### GIVEN REQUEST
Write out all of the records precisely. Skip anything that is a picture.

### DATASET EXTRACT

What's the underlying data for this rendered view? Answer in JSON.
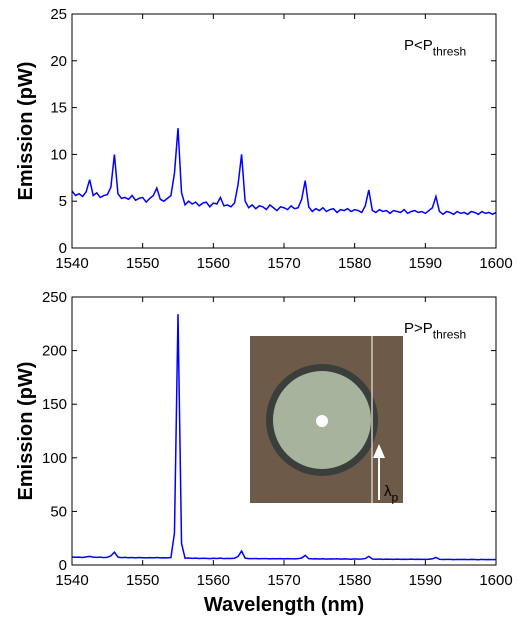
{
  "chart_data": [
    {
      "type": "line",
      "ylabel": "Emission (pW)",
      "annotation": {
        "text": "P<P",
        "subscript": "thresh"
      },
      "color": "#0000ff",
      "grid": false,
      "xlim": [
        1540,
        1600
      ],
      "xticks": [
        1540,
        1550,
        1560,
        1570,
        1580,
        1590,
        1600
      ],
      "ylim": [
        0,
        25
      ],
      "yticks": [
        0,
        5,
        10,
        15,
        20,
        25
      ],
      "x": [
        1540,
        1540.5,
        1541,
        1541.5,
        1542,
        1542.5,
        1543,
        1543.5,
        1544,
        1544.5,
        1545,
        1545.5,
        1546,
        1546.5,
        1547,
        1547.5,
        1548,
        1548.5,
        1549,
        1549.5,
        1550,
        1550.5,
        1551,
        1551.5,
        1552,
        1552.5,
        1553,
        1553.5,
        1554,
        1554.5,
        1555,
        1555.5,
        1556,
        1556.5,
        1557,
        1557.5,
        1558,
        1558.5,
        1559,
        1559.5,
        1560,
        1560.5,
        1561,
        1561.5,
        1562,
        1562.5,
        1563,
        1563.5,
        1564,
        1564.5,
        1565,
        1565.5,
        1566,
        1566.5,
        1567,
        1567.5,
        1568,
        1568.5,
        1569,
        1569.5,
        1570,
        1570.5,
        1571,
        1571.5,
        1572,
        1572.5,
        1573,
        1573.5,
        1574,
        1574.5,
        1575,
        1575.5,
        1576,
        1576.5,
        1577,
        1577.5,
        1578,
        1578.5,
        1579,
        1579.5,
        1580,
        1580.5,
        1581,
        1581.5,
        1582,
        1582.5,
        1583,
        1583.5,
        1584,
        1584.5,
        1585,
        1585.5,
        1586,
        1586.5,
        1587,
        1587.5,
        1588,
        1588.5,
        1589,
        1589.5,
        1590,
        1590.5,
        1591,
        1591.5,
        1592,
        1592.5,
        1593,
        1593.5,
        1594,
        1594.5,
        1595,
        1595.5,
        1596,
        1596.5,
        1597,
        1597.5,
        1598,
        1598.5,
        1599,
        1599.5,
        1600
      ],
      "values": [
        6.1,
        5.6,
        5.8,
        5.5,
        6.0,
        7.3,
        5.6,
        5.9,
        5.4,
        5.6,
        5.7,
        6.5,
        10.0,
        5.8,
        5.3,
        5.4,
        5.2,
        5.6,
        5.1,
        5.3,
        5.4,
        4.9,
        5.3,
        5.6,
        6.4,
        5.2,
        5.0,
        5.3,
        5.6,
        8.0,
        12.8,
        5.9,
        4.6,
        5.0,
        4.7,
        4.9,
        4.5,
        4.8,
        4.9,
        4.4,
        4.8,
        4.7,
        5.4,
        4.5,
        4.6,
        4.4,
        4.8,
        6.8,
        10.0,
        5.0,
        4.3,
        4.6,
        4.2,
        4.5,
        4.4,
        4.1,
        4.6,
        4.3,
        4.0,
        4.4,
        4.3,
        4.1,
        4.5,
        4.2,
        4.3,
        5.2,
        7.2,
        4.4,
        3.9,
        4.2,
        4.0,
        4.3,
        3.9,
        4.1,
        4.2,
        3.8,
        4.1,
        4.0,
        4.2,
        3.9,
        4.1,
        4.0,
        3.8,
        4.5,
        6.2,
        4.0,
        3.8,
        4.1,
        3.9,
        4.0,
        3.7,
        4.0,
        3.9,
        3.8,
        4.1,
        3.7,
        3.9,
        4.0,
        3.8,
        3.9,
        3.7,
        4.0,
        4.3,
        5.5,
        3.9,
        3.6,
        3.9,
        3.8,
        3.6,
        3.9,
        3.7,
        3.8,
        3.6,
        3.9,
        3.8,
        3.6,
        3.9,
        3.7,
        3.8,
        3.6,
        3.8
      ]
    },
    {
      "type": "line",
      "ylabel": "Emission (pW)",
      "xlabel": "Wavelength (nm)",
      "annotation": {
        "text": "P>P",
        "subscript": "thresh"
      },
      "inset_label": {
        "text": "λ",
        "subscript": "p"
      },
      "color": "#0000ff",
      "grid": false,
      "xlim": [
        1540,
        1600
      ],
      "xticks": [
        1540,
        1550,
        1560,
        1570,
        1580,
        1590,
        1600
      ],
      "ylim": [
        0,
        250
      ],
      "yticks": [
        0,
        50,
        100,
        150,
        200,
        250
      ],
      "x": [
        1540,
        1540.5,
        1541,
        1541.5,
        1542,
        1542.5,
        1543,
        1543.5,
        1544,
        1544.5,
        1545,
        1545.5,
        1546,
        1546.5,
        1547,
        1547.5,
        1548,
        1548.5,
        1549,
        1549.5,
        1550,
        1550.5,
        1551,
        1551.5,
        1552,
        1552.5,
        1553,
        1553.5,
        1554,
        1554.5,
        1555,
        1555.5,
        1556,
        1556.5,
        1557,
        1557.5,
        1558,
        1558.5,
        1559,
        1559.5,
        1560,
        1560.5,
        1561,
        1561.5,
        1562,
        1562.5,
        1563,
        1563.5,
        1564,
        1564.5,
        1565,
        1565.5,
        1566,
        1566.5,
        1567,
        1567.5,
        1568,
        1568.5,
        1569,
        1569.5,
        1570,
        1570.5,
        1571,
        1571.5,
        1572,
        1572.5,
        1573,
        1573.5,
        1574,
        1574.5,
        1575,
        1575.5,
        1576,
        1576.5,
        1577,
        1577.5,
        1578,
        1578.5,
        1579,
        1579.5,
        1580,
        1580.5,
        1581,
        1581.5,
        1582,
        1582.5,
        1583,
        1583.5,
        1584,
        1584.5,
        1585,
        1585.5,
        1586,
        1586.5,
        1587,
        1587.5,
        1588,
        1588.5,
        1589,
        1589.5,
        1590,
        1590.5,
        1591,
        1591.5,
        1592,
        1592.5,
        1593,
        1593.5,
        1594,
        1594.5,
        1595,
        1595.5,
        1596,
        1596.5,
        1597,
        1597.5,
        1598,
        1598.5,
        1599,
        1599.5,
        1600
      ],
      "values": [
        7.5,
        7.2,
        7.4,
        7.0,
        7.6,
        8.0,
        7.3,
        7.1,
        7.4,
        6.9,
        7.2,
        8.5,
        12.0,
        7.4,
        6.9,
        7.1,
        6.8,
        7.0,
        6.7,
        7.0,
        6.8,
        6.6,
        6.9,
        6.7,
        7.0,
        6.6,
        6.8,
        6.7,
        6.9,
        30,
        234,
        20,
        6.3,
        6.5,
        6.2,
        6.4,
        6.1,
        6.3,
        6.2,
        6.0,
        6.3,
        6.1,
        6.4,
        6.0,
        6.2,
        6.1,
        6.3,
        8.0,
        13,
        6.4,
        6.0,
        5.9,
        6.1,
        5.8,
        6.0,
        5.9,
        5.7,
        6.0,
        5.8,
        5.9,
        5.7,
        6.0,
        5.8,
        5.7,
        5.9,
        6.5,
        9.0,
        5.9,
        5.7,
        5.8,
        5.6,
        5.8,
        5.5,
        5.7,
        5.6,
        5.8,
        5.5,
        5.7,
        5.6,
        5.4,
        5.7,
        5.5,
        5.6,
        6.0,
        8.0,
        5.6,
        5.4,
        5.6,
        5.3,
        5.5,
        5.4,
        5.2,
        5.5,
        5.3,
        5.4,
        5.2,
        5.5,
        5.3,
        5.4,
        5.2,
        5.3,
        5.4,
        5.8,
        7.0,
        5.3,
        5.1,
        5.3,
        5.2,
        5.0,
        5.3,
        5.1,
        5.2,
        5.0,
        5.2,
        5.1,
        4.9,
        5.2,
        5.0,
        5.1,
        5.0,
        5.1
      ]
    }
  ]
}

### THE ANSWER
What's the underlying data for this rendered view? Answer in JSON.
{
  "chart_data": [
    {
      "type": "line",
      "ylabel": "Emission (pW)",
      "annotation": {
        "text": "P<P",
        "subscript": "thresh"
      },
      "color": "#0000ff",
      "grid": false,
      "xlim": [
        1540,
        1600
      ],
      "xticks": [
        1540,
        1550,
        1560,
        1570,
        1580,
        1590,
        1600
      ],
      "ylim": [
        0,
        25
      ],
      "yticks": [
        0,
        5,
        10,
        15,
        20,
        25
      ],
      "x": [
        1540,
        1540.5,
        1541,
        1541.5,
        1542,
        1542.5,
        1543,
        1543.5,
        1544,
        1544.5,
        1545,
        1545.5,
        1546,
        1546.5,
        1547,
        1547.5,
        1548,
        1548.5,
        1549,
        1549.5,
        1550,
        1550.5,
        1551,
        1551.5,
        1552,
        1552.5,
        1553,
        1553.5,
        1554,
        1554.5,
        1555,
        1555.5,
        1556,
        1556.5,
        1557,
        1557.5,
        1558,
        1558.5,
        1559,
        1559.5,
        1560,
        1560.5,
        1561,
        1561.5,
        1562,
        1562.5,
        1563,
        1563.5,
        1564,
        1564.5,
        1565,
        1565.5,
        1566,
        1566.5,
        1567,
        1567.5,
        1568,
        1568.5,
        1569,
        1569.5,
        1570,
        1570.5,
        1571,
        1571.5,
        1572,
        1572.5,
        1573,
        1573.5,
        1574,
        1574.5,
        1575,
        1575.5,
        1576,
        1576.5,
        1577,
        1577.5,
        1578,
        1578.5,
        1579,
        1579.5,
        1580,
        1580.5,
        1581,
        1581.5,
        1582,
        1582.5,
        1583,
        1583.5,
        1584,
        1584.5,
        1585,
        1585.5,
        1586,
        1586.5,
        1587,
        1587.5,
        1588,
        1588.5,
        1589,
        1589.5,
        1590,
        1590.5,
        1591,
        1591.5,
        1592,
        1592.5,
        1593,
        1593.5,
        1594,
        1594.5,
        1595,
        1595.5,
        1596,
        1596.5,
        1597,
        1597.5,
        1598,
        1598.5,
        1599,
        1599.5,
        1600
      ],
      "values": [
        6.1,
        5.6,
        5.8,
        5.5,
        6.0,
        7.3,
        5.6,
        5.9,
        5.4,
        5.6,
        5.7,
        6.5,
        10.0,
        5.8,
        5.3,
        5.4,
        5.2,
        5.6,
        5.1,
        5.3,
        5.4,
        4.9,
        5.3,
        5.6,
        6.4,
        5.2,
        5.0,
        5.3,
        5.6,
        8.0,
        12.8,
        5.9,
        4.6,
        5.0,
        4.7,
        4.9,
        4.5,
        4.8,
        4.9,
        4.4,
        4.8,
        4.7,
        5.4,
        4.5,
        4.6,
        4.4,
        4.8,
        6.8,
        10.0,
        5.0,
        4.3,
        4.6,
        4.2,
        4.5,
        4.4,
        4.1,
        4.6,
        4.3,
        4.0,
        4.4,
        4.3,
        4.1,
        4.5,
        4.2,
        4.3,
        5.2,
        7.2,
        4.4,
        3.9,
        4.2,
        4.0,
        4.3,
        3.9,
        4.1,
        4.2,
        3.8,
        4.1,
        4.0,
        4.2,
        3.9,
        4.1,
        4.0,
        3.8,
        4.5,
        6.2,
        4.0,
        3.8,
        4.1,
        3.9,
        4.0,
        3.7,
        4.0,
        3.9,
        3.8,
        4.1,
        3.7,
        3.9,
        4.0,
        3.8,
        3.9,
        3.7,
        4.0,
        4.3,
        5.5,
        3.9,
        3.6,
        3.9,
        3.8,
        3.6,
        3.9,
        3.7,
        3.8,
        3.6,
        3.9,
        3.8,
        3.6,
        3.9,
        3.7,
        3.8,
        3.6,
        3.8
      ]
    },
    {
      "type": "line",
      "ylabel": "Emission (pW)",
      "xlabel": "Wavelength (nm)",
      "annotation": {
        "text": "P>P",
        "subscript": "thresh"
      },
      "inset_label": {
        "text": "λ",
        "subscript": "p"
      },
      "color": "#0000ff",
      "grid": false,
      "xlim": [
        1540,
        1600
      ],
      "xticks": [
        1540,
        1550,
        1560,
        1570,
        1580,
        1590,
        1600
      ],
      "ylim": [
        0,
        250
      ],
      "yticks": [
        0,
        50,
        100,
        150,
        200,
        250
      ],
      "x": [
        1540,
        1540.5,
        1541,
        1541.5,
        1542,
        1542.5,
        1543,
        1543.5,
        1544,
        1544.5,
        1545,
        1545.5,
        1546,
        1546.5,
        1547,
        1547.5,
        1548,
        1548.5,
        1549,
        1549.5,
        1550,
        1550.5,
        1551,
        1551.5,
        1552,
        1552.5,
        1553,
        1553.5,
        1554,
        1554.5,
        1555,
        1555.5,
        1556,
        1556.5,
        1557,
        1557.5,
        1558,
        1558.5,
        1559,
        1559.5,
        1560,
        1560.5,
        1561,
        1561.5,
        1562,
        1562.5,
        1563,
        1563.5,
        1564,
        1564.5,
        1565,
        1565.5,
        1566,
        1566.5,
        1567,
        1567.5,
        1568,
        1568.5,
        1569,
        1569.5,
        1570,
        1570.5,
        1571,
        1571.5,
        1572,
        1572.5,
        1573,
        1573.5,
        1574,
        1574.5,
        1575,
        1575.5,
        1576,
        1576.5,
        1577,
        1577.5,
        1578,
        1578.5,
        1579,
        1579.5,
        1580,
        1580.5,
        1581,
        1581.5,
        1582,
        1582.5,
        1583,
        1583.5,
        1584,
        1584.5,
        1585,
        1585.5,
        1586,
        1586.5,
        1587,
        1587.5,
        1588,
        1588.5,
        1589,
        1589.5,
        1590,
        1590.5,
        1591,
        1591.5,
        1592,
        1592.5,
        1593,
        1593.5,
        1594,
        1594.5,
        1595,
        1595.5,
        1596,
        1596.5,
        1597,
        1597.5,
        1598,
        1598.5,
        1599,
        1599.5,
        1600
      ],
      "values": [
        7.5,
        7.2,
        7.4,
        7.0,
        7.6,
        8.0,
        7.3,
        7.1,
        7.4,
        6.9,
        7.2,
        8.5,
        12.0,
        7.4,
        6.9,
        7.1,
        6.8,
        7.0,
        6.7,
        7.0,
        6.8,
        6.6,
        6.9,
        6.7,
        7.0,
        6.6,
        6.8,
        6.7,
        6.9,
        30,
        234,
        20,
        6.3,
        6.5,
        6.2,
        6.4,
        6.1,
        6.3,
        6.2,
        6.0,
        6.3,
        6.1,
        6.4,
        6.0,
        6.2,
        6.1,
        6.3,
        8.0,
        13,
        6.4,
        6.0,
        5.9,
        6.1,
        5.8,
        6.0,
        5.9,
        5.7,
        6.0,
        5.8,
        5.9,
        5.7,
        6.0,
        5.8,
        5.7,
        5.9,
        6.5,
        9.0,
        5.9,
        5.7,
        5.8,
        5.6,
        5.8,
        5.5,
        5.7,
        5.6,
        5.8,
        5.5,
        5.7,
        5.6,
        5.4,
        5.7,
        5.5,
        5.6,
        6.0,
        8.0,
        5.6,
        5.4,
        5.6,
        5.3,
        5.5,
        5.4,
        5.2,
        5.5,
        5.3,
        5.4,
        5.2,
        5.5,
        5.3,
        5.4,
        5.2,
        5.3,
        5.4,
        5.8,
        7.0,
        5.3,
        5.1,
        5.3,
        5.2,
        5.0,
        5.3,
        5.1,
        5.2,
        5.0,
        5.2,
        5.1,
        4.9,
        5.2,
        5.0,
        5.1,
        5.0,
        5.1
      ]
    }
  ]
}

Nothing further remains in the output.